• To do:
Your task is to extract every line from the material below exactly.

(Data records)
· · · · ·
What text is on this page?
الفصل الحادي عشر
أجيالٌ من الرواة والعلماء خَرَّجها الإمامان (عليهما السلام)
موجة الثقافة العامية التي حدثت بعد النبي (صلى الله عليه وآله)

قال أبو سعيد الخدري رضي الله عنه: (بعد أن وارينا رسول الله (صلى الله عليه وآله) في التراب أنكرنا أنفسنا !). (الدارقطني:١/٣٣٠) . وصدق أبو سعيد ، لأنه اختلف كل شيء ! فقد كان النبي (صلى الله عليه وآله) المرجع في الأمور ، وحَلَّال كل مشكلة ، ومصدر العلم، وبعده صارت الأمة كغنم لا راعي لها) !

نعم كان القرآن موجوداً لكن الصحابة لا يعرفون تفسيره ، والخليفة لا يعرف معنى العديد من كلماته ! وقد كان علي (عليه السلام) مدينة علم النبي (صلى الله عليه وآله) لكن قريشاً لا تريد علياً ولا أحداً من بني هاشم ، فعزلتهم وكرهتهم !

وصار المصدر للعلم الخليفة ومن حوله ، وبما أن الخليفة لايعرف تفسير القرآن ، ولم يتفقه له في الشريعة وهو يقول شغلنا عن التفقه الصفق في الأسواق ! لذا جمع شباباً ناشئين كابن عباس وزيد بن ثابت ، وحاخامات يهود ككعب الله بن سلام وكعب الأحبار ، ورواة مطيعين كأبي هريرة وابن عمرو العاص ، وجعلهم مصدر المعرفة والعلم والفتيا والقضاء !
· · · · ·
• Solution below:
What text is on this page?
الفصل الحادي عشر
أجيالٌ من الرواة والعلماء خَرَّجها الإمامان (عليهما السلام)
موجة الثقافة العامية التي حدثت بعد النبي (صلى الله عليه وآله)

قال أبو سعيد الخدري رضي الله عنه: (بعد أن وارينا رسول الله (صلى الله عليه وآله) في التراب أنكرنا أنفسنا !). (الدارقطني:١/٣٣٠) . وصدق أبو سعيد ، لأنه اختلف كل شيء ! فقد كان النبي (صلى الله عليه وآله) المرجع في الأمور ، وحَلَّال كل مشكلة ، ومصدر العلم، وبعده صارت الأمة كغنم لا راعي لها) !

نعم كان القرآن موجوداً لكن الصحابة لا يعرفون تفسيره ، والخليفة لا يعرف معنى العديد من كلماته ! وقد كان علي (عليه السلام) مدينة علم النبي (صلى الله عليه وآله) لكن قريشاً لا تريد علياً ولا أحداً من بني هاشم ، فعزلتهم وكرهتهم !

وصار المصدر للعلم الخليفة ومن حوله ، وبما أن الخليفة لايعرف تفسير القرآن ، ولم يتفقه له في الشريعة وهو يقول شغلنا عن التفقه الصفق في الأسواق ! لذا جمع شباباً ناشئين كابن عباس وزيد بن ثابت ، وحاخامات يهود ككعب الله بن سلام وكعب الأحبار ، ورواة مطيعين كأبي هريرة وابن عمرو العاص ، وجعلهم مصدر المعرفة والعلم والفتيا والقضاء !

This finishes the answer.